Task prompt. Work through the data below line by line and say how many lines hold "Contact"; give only the number.

Items.
Begin
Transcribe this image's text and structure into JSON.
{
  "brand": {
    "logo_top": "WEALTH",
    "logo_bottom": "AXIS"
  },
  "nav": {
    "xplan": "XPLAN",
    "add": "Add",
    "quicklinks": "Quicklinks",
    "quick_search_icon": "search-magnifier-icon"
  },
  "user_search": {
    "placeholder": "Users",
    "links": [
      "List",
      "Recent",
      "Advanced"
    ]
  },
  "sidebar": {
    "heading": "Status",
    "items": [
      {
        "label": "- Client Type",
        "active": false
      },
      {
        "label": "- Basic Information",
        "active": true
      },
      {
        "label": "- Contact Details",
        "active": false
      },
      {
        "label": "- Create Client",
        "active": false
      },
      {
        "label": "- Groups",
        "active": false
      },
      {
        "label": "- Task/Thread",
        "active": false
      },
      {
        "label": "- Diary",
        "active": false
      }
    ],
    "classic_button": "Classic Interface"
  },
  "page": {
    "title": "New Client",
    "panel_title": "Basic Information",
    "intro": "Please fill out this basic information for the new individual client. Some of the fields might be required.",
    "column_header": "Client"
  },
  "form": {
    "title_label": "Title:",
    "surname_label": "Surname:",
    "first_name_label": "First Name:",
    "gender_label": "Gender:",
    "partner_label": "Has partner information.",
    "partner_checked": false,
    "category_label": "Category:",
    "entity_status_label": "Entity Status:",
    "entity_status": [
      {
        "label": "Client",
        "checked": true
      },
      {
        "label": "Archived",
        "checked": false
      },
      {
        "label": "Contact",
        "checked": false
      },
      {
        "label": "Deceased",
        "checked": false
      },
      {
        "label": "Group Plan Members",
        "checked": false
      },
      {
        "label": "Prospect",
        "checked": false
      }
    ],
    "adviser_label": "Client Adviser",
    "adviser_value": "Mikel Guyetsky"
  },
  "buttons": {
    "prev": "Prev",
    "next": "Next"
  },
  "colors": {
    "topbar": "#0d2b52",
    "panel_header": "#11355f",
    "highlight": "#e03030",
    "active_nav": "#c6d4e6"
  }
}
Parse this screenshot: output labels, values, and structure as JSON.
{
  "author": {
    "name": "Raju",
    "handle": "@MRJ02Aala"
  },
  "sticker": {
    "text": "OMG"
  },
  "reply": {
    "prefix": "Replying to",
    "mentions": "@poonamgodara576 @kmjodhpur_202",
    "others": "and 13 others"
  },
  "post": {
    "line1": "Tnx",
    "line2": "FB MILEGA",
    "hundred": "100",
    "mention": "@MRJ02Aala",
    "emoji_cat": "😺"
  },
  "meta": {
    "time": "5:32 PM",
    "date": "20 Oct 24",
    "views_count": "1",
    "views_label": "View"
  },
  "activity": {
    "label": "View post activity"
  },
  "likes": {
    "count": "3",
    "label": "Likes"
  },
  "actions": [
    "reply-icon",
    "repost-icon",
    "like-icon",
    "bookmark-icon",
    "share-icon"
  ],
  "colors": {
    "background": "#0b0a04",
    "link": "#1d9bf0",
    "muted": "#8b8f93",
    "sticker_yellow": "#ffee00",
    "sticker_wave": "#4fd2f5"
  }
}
End
Result. 2